* Begin Items *

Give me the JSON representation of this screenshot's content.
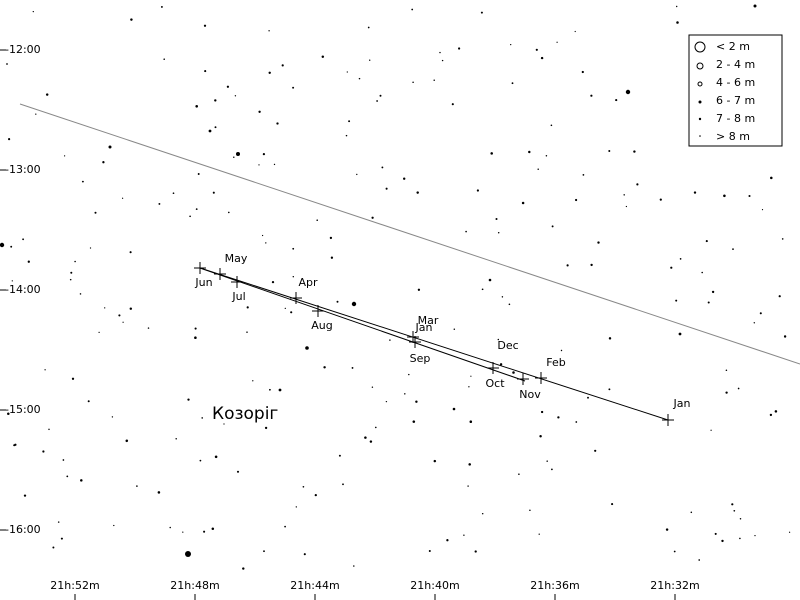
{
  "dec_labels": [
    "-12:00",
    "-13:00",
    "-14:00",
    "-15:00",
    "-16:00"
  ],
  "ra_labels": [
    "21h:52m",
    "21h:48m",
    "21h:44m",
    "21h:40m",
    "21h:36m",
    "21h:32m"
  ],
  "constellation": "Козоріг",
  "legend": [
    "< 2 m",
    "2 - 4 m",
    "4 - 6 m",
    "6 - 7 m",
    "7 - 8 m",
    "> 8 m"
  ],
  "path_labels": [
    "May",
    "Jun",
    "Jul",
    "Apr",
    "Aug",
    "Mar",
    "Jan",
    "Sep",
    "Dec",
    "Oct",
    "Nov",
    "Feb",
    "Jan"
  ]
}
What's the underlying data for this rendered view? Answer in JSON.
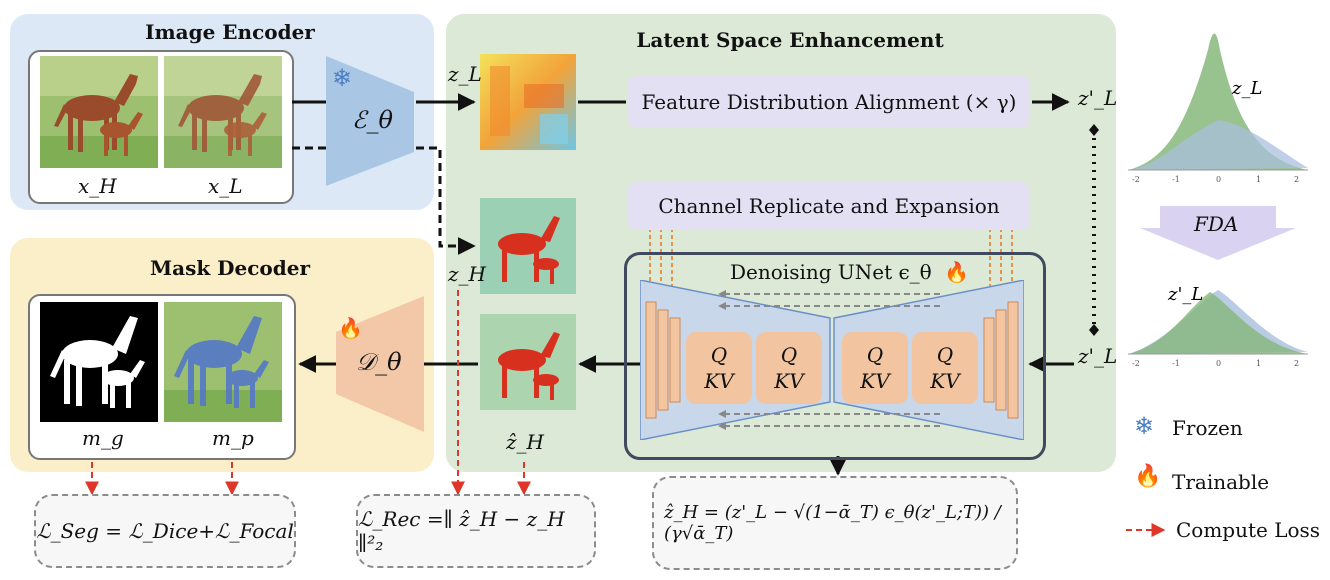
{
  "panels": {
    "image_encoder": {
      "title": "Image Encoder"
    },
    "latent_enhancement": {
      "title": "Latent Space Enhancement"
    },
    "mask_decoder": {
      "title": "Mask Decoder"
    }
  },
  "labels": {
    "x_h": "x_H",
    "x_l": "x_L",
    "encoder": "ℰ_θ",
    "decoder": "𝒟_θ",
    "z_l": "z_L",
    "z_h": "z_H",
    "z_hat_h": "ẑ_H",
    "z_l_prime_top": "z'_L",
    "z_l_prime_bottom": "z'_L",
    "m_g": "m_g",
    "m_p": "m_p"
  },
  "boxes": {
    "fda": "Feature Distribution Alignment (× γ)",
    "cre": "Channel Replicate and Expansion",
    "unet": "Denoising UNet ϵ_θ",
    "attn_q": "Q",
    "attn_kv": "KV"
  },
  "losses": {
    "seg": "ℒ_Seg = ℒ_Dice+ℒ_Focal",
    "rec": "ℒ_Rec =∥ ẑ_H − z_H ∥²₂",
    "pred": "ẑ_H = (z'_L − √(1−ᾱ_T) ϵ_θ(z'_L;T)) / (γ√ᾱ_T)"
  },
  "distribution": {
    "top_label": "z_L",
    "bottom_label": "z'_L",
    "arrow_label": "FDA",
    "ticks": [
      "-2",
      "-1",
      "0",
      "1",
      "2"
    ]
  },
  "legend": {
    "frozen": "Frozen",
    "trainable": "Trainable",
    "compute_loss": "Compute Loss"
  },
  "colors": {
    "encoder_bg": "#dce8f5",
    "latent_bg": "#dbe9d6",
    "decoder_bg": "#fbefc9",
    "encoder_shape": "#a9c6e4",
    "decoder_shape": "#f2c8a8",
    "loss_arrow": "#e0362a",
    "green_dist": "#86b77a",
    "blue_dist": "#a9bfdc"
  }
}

* End Items *

Task prompt: Return only the number of lines in the data above that include the word "JSON".

Answer to the task: 2